• **EXTRAIT FOURNI**

_ _ _ _ _ _ _

Les Chroniques de sable paraissent aujourd’hui pour la première fois puis chaque quatrième mardi du mois, aussi longtemps qu’il vous plaira… Par Tina Bloch, créatrice du projet Archisable.
Chroniques de sable est le récit d’un petit projet nommé Archisable, né sur une plage normande et présenté pour la première fois en 2016 dans un ancien garage reconverti en galerie éphémère, en format A2… Tandis que, depuis décembre 2022 et pour quatre ans, cinq œuvres en version monumentale – sept mètres par neuf – habillent le mythique hall du Terminal 1 de Roissy, celui de Paul Andreu.
Cette chronique est née du fil de mes souvenirs, de l’actualité et de mes rencontres, ce n’est pas celle d’une réussite mais d’une histoire en marche. Une histoire d’architectes évidemment – Archisable… Ils étaient 15 architectes en 2016, ils sont 130 à ce jour, des femmes (pas assez mais pas ma faute, pas la peine de m’attaquer sur la parité) et des hommes.
Une histoire d’architecture pour et par des architectes. Donc une histoire d’humanité. Ce n’est pas vous qui me direz le contraire …
Du moins vous qui portez ces valeurs et à qui je m’adresse, ici, et là-bas sur le sable.

_ _ _ _ _ _ _

• **ENTRÉES**
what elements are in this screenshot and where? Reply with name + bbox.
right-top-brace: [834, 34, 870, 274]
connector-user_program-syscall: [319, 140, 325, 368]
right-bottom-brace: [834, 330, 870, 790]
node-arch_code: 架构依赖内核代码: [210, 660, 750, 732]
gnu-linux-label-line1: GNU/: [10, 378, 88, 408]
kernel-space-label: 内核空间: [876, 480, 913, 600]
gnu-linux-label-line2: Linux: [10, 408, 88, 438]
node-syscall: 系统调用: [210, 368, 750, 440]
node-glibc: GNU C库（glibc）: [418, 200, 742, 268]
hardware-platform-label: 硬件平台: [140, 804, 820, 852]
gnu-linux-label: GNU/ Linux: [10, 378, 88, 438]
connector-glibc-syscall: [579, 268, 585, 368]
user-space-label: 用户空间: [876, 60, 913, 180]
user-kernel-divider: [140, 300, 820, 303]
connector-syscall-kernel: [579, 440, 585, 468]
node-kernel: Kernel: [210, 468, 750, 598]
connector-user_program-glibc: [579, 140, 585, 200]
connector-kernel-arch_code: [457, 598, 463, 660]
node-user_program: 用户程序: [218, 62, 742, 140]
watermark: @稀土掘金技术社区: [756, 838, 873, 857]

_ _ _ _ _ _ _

• **CONSIGNE 1**
Répondez à ces questions d'après la chronique sur Archisable :
(a) Où le projet Archisable est-il né ?
(b) Combien d'architectes comptait-il en 2016, et combien en compte-t-il à ce jour ?
(c) Quelles sont les dimensions des œuvres en version monumentale exposées à Roissy ?
• **CONSIGNE 2**
Écrivez la suite de la chronique sur Archisable, à partir de sa dernière phrase.

• **RÉSULTAT FINAL 1**
(a) Sur une plage normande.
(b) Ils étaient 15 en 2016 et sont 130 à ce jour.
(c) Sept mètres par neuf.

• **RÉSULTAT FINAL 2**
Archisable qu’est-ce que c’est ? Un laboratoire en plein air, une performance, de l’architecture éphémère, oui, tout ça. Du Land Art ? Non ! même si souvent ça y ressemble, non absolument pas, et je vais vous dire pourquoi. Non par la dimension, par le propos et par le temps.
Le temps de construction imparti n’est pas le temps humain mais celui universel de la marée montante, quatre à cinq heures au plus. Au premier coup de pelle s’engage une course de vitesse avec les flux, le vent qui active le processus, les mouvements de lune qui régissent les marées, la pluie qui altère le durcissement du sable…
Au bout de ce temps durant lequel l’architecte confronte sa technique, sa créativité et sa réactivité aux impondérables et aux imprévus, l’œuvre est diluée. Archisable ne marque rien, ne modifie rien, ne laisse rien. La trace n’est pas imposée au paysage mais gravée dans le souvenir et pérennisée par l’image. Chaque fois, la page, sitôt écrite, est remise en blanc.
Le sujet c’est Laboratoire. Le seul vrai sujet.
L’un de mes souvenirs préférés (il y en a beaucoup) est celui de Patrice Doat, l’homme de CRA-Terre : il est venu trois fois. La première fois avec des vases de chimie, pour recueillir des échantillons de sable et faire ses expériences de densité et de durcissement par l’eau. La seconde fois avec sa brouette, ses cordes, ses pelles et ses râteaux pour faire. Et la troisième fois lors de notre exposition à Caen dans le bâtiment de Rem Koolhaas, avec sa petite mallette de magicien chimiste, pour montrer, expliquer, transmettre. Immense Patrice Doat, d’une simplicité et d’une bonté à l’égal de son savoir.
Dans le premier livre Archisable son texte s’appelle : Juste un petit grain… Cet homme est juste… magnifique.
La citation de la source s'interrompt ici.